(WHAT TO DO) Could every line of the data be printed exactly as it reads?

--- begin DATA FOR PROCESSING ---

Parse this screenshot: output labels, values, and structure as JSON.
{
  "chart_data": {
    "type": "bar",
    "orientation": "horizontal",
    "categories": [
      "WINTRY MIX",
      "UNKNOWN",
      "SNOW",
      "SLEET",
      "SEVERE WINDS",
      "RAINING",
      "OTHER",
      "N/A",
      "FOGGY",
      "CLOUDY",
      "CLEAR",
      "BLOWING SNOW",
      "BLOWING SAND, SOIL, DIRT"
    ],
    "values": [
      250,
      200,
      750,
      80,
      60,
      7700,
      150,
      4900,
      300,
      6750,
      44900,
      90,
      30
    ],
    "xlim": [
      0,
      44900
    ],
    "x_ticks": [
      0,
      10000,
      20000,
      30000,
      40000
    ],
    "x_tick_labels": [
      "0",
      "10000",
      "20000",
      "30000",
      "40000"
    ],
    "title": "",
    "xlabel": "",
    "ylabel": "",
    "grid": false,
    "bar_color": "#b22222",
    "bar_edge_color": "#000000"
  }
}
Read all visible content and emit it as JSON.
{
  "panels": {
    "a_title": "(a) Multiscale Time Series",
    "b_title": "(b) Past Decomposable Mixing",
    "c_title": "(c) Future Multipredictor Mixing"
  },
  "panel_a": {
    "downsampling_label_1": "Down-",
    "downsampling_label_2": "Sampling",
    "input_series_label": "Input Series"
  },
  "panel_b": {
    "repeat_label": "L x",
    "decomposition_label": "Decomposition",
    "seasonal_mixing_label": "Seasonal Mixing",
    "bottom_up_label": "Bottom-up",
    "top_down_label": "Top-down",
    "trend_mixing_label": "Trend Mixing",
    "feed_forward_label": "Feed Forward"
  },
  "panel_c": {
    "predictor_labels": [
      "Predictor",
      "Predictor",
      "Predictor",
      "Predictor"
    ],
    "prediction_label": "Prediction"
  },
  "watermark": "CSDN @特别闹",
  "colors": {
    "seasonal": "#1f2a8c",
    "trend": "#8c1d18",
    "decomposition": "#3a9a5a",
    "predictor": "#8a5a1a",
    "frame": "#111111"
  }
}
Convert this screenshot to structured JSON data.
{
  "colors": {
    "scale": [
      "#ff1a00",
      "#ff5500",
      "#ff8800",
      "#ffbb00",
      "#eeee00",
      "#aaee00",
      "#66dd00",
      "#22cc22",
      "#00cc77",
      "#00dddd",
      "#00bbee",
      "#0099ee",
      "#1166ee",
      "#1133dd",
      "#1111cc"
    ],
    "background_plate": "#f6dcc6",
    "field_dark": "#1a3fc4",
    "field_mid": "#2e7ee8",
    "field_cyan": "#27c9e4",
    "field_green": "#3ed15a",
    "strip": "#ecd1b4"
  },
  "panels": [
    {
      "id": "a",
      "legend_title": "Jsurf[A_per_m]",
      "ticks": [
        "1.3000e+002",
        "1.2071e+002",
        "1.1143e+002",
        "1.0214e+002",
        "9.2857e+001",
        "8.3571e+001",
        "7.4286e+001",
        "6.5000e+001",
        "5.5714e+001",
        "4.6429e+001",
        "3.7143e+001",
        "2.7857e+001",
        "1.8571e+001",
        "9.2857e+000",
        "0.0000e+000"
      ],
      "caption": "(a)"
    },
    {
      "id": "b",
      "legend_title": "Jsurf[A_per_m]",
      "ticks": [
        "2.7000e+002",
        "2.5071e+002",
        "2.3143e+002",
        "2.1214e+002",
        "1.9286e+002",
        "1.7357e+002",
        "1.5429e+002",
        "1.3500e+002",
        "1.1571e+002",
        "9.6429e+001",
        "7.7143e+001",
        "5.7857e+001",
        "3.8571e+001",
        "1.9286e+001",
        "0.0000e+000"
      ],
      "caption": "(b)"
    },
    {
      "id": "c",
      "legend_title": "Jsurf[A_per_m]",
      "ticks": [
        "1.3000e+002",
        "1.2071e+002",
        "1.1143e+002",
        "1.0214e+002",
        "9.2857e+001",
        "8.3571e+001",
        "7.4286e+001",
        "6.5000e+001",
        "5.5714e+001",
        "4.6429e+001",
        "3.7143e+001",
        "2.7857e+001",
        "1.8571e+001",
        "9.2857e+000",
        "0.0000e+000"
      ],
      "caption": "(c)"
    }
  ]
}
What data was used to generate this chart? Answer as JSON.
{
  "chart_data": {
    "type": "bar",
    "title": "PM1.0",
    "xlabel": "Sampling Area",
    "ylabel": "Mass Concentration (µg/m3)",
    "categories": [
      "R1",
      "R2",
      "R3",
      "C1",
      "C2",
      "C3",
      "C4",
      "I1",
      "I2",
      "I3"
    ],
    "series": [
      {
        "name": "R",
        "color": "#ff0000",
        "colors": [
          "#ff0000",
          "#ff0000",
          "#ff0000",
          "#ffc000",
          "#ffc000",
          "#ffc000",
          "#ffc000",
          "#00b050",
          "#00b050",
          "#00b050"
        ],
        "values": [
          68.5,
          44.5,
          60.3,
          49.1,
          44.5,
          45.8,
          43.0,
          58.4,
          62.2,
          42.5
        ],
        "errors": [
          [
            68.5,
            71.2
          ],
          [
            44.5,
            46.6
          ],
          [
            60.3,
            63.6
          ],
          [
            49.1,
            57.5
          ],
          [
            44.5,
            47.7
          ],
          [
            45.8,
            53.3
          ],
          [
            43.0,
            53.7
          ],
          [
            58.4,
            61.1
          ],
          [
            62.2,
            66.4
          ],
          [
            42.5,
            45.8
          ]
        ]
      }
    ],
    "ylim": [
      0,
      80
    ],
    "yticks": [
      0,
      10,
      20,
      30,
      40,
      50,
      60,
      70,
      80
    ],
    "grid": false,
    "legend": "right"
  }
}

--- end DATA FOR PROCESSING ---

(SOLUTION TO THIS EXERCISE)
Parse this screenshot: output labels, values, and structure as JSON.
{
  "chart_data": {
    "type": "bar",
    "orientation": "horizontal",
    "categories": [
      "WINTRY MIX",
      "UNKNOWN",
      "SNOW",
      "SLEET",
      "SEVERE WINDS",
      "RAINING",
      "OTHER",
      "N/A",
      "FOGGY",
      "CLOUDY",
      "CLEAR",
      "BLOWING SNOW",
      "BLOWING SAND, SOIL, DIRT"
    ],
    "values": [
      250,
      200,
      750,
      80,
      60,
      7700,
      150,
      4900,
      300,
      6750,
      44900,
      90,
      30
    ],
    "xlim": [
      0,
      44900
    ],
    "x_ticks": [
      0,
      10000,
      20000,
      30000,
      40000
    ],
    "x_tick_labels": [
      "0",
      "10000",
      "20000",
      "30000",
      "40000"
    ],
    "title": "",
    "xlabel": "",
    "ylabel": "",
    "grid": false,
    "bar_color": "#b22222",
    "bar_edge_color": "#000000"
  }
}
Read all visible content and emit it as JSON.
{
  "panels": {
    "a_title": "(a) Multiscale Time Series",
    "b_title": "(b) Past Decomposable Mixing",
    "c_title": "(c) Future Multipredictor Mixing"
  },
  "panel_a": {
    "downsampling_label_1": "Down-",
    "downsampling_label_2": "Sampling",
    "input_series_label": "Input Series"
  },
  "panel_b": {
    "repeat_label": "L x",
    "decomposition_label": "Decomposition",
    "seasonal_mixing_label": "Seasonal Mixing",
    "bottom_up_label": "Bottom-up",
    "top_down_label": "Top-down",
    "trend_mixing_label": "Trend Mixing",
    "feed_forward_label": "Feed Forward"
  },
  "panel_c": {
    "predictor_labels": [
      "Predictor",
      "Predictor",
      "Predictor",
      "Predictor"
    ],
    "prediction_label": "Prediction"
  },
  "watermark": "CSDN @特别闹",
  "colors": {
    "seasonal": "#1f2a8c",
    "trend": "#8c1d18",
    "decomposition": "#3a9a5a",
    "predictor": "#8a5a1a",
    "frame": "#111111"
  }
}
Convert this screenshot to structured JSON data.
{
  "colors": {
    "scale": [
      "#ff1a00",
      "#ff5500",
      "#ff8800",
      "#ffbb00",
      "#eeee00",
      "#aaee00",
      "#66dd00",
      "#22cc22",
      "#00cc77",
      "#00dddd",
      "#00bbee",
      "#0099ee",
      "#1166ee",
      "#1133dd",
      "#1111cc"
    ],
    "background_plate": "#f6dcc6",
    "field_dark": "#1a3fc4",
    "field_mid": "#2e7ee8",
    "field_cyan": "#27c9e4",
    "field_green": "#3ed15a",
    "strip": "#ecd1b4"
  },
  "panels": [
    {
      "id": "a",
      "legend_title": "Jsurf[A_per_m]",
      "ticks": [
        "1.3000e+002",
        "1.2071e+002",
        "1.1143e+002",
        "1.0214e+002",
        "9.2857e+001",
        "8.3571e+001",
        "7.4286e+001",
        "6.5000e+001",
        "5.5714e+001",
        "4.6429e+001",
        "3.7143e+001",
        "2.7857e+001",
        "1.8571e+001",
        "9.2857e+000",
        "0.0000e+000"
      ],
      "caption": "(a)"
    },
    {
      "id": "b",
      "legend_title": "Jsurf[A_per_m]",
      "ticks": [
        "2.7000e+002",
        "2.5071e+002",
        "2.3143e+002",
        "2.1214e+002",
        "1.9286e+002",
        "1.7357e+002",
        "1.5429e+002",
        "1.3500e+002",
        "1.1571e+002",
        "9.6429e+001",
        "7.7143e+001",
        "5.7857e+001",
        "3.8571e+001",
        "1.9286e+001",
        "0.0000e+000"
      ],
      "caption": "(b)"
    },
    {
      "id": "c",
      "legend_title": "Jsurf[A_per_m]",
      "ticks": [
        "1.3000e+002",
        "1.2071e+002",
        "1.1143e+002",
        "1.0214e+002",
        "9.2857e+001",
        "8.3571e+001",
        "7.4286e+001",
        "6.5000e+001",
        "5.5714e+001",
        "4.6429e+001",
        "3.7143e+001",
        "2.7857e+001",
        "1.8571e+001",
        "9.2857e+000",
        "0.0000e+000"
      ],
      "caption": "(c)"
    }
  ]
}
What data was used to generate this chart? Answer as JSON.
{
  "chart_data": {
    "type": "bar",
    "title": "PM1.0",
    "xlabel": "Sampling Area",
    "ylabel": "Mass Concentration (µg/m3)",
    "categories": [
      "R1",
      "R2",
      "R3",
      "C1",
      "C2",
      "C3",
      "C4",
      "I1",
      "I2",
      "I3"
    ],
    "series": [
      {
        "name": "R",
        "color": "#ff0000",
        "colors": [
          "#ff0000",
          "#ff0000",
          "#ff0000",
          "#ffc000",
          "#ffc000",
          "#ffc000",
          "#ffc000",
          "#00b050",
          "#00b050",
          "#00b050"
        ],
        "values": [
          68.5,
          44.5,
          60.3,
          49.1,
          44.5,
          45.8,
          43.0,
          58.4,
          62.2,
          42.5
        ],
        "errors": [
          [
            68.5,
            71.2
          ],
          [
            44.5,
            46.6
          ],
          [
            60.3,
            63.6
          ],
          [
            49.1,
            57.5
          ],
          [
            44.5,
            47.7
          ],
          [
            45.8,
            53.3
          ],
          [
            43.0,
            53.7
          ],
          [
            58.4,
            61.1
          ],
          [
            62.2,
            66.4
          ],
          [
            42.5,
            45.8
          ]
        ]
      }
    ],
    "ylim": [
      0,
      80
    ],
    "yticks": [
      0,
      10,
      20,
      30,
      40,
      50,
      60,
      70,
      80
    ],
    "grid": false,
    "legend": "right"
  }
}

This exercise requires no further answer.